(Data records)

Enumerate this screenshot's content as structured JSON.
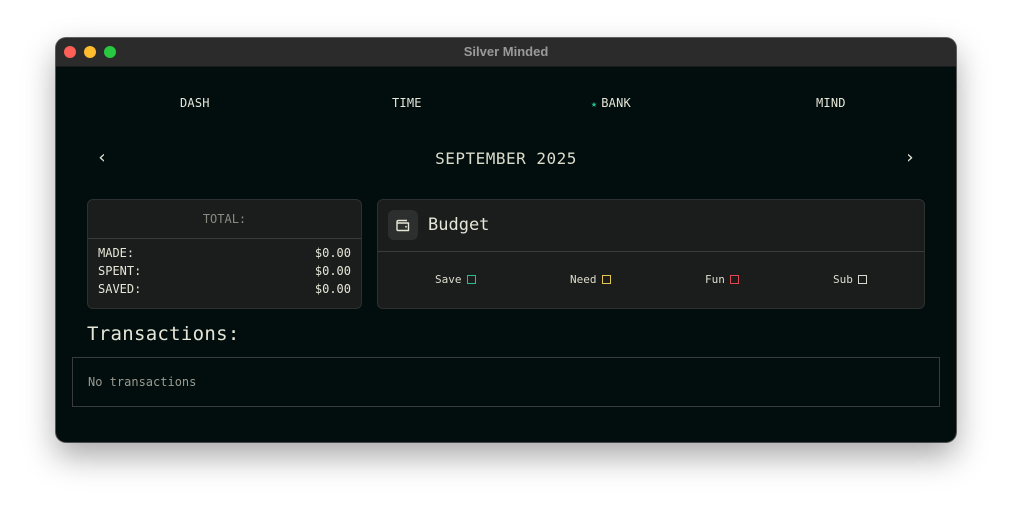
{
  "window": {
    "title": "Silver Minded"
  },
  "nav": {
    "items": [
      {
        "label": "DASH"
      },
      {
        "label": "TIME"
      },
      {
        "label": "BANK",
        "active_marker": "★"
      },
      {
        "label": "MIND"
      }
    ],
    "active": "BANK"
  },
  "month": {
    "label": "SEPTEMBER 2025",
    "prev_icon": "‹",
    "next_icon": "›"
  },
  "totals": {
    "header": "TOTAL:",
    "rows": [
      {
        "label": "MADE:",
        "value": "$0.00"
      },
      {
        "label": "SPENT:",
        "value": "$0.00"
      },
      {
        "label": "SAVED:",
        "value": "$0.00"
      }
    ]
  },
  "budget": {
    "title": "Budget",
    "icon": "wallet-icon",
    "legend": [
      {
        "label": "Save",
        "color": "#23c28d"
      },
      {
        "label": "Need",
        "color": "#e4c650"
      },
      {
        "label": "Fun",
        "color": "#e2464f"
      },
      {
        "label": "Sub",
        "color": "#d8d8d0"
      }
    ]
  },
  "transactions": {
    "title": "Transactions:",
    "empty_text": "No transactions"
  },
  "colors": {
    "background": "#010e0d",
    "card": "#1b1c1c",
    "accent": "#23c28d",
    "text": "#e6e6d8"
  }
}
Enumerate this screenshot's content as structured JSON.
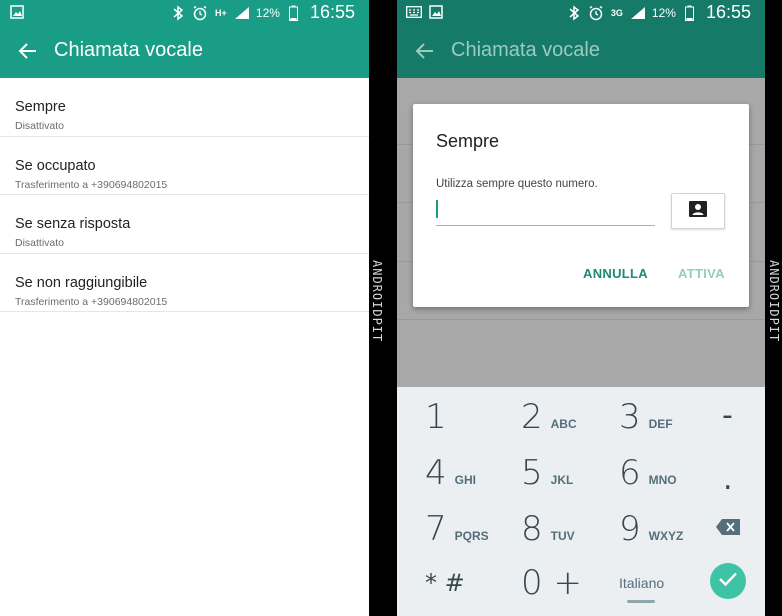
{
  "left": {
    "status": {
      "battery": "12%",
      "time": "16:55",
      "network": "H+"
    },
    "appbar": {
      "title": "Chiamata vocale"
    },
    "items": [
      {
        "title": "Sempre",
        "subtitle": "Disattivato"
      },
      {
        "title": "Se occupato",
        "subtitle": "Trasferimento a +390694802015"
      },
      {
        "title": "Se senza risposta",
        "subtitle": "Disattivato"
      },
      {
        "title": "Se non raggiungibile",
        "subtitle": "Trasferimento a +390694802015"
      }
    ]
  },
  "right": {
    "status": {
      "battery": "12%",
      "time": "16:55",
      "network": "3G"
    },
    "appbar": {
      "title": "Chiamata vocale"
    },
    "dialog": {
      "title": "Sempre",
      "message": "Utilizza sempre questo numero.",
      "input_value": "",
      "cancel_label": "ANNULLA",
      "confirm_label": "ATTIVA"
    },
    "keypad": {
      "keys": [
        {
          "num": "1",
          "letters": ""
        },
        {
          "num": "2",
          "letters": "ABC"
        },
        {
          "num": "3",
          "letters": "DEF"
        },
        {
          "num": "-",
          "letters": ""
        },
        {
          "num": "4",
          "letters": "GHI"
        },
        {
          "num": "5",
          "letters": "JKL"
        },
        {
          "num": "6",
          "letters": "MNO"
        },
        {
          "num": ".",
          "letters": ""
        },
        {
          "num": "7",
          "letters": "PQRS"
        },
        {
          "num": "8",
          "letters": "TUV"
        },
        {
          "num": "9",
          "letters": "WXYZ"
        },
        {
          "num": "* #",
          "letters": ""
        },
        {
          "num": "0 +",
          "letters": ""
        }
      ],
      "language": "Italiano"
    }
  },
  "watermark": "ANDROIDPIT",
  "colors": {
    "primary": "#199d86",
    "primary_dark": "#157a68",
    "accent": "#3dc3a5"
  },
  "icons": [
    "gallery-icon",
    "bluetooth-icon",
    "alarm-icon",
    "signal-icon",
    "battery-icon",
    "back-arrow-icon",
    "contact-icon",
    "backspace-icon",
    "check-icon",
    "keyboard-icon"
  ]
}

---

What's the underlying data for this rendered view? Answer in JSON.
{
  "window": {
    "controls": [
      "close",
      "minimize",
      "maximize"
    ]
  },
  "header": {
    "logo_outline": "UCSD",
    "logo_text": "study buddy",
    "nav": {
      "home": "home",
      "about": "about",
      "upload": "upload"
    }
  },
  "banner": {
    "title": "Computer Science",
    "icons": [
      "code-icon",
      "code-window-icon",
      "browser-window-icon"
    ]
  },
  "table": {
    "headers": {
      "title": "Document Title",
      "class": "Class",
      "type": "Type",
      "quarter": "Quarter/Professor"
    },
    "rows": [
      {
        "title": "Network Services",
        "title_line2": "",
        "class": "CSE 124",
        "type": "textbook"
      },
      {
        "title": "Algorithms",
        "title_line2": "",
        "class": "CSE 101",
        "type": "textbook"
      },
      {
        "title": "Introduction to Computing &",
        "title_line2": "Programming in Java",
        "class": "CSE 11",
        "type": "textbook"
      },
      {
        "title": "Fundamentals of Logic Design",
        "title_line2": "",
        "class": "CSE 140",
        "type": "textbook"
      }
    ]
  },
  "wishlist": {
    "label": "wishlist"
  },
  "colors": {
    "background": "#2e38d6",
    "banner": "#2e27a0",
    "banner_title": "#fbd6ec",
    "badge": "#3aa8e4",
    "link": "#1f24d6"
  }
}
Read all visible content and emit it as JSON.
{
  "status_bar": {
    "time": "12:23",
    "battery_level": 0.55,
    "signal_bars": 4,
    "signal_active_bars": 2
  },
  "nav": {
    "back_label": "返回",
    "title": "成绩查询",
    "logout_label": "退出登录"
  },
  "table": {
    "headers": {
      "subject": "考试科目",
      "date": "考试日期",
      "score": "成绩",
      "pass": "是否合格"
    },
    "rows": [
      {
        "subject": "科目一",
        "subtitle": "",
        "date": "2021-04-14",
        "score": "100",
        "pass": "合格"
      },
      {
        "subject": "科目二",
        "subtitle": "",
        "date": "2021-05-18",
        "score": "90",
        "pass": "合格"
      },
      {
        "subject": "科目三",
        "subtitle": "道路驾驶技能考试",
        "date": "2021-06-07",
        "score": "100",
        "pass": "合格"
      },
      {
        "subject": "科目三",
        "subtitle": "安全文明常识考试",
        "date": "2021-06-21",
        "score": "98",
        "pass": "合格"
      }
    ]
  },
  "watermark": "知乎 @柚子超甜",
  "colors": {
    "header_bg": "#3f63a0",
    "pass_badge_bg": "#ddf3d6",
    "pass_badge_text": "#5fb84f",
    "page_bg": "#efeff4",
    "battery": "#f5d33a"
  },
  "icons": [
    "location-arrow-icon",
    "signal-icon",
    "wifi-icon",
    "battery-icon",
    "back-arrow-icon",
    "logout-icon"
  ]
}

▸ **Instructions to follow**: Go through the material and select each line with the string "JSON" in it.

▸ **Correct answer**:
Enumerate this screenshot's content as structured JSON.
Enumerate this screenshot's content as structured JSON.
What's the underlying data for this rendered view? Answer in JSON.
Read all visible content and emit it as JSON.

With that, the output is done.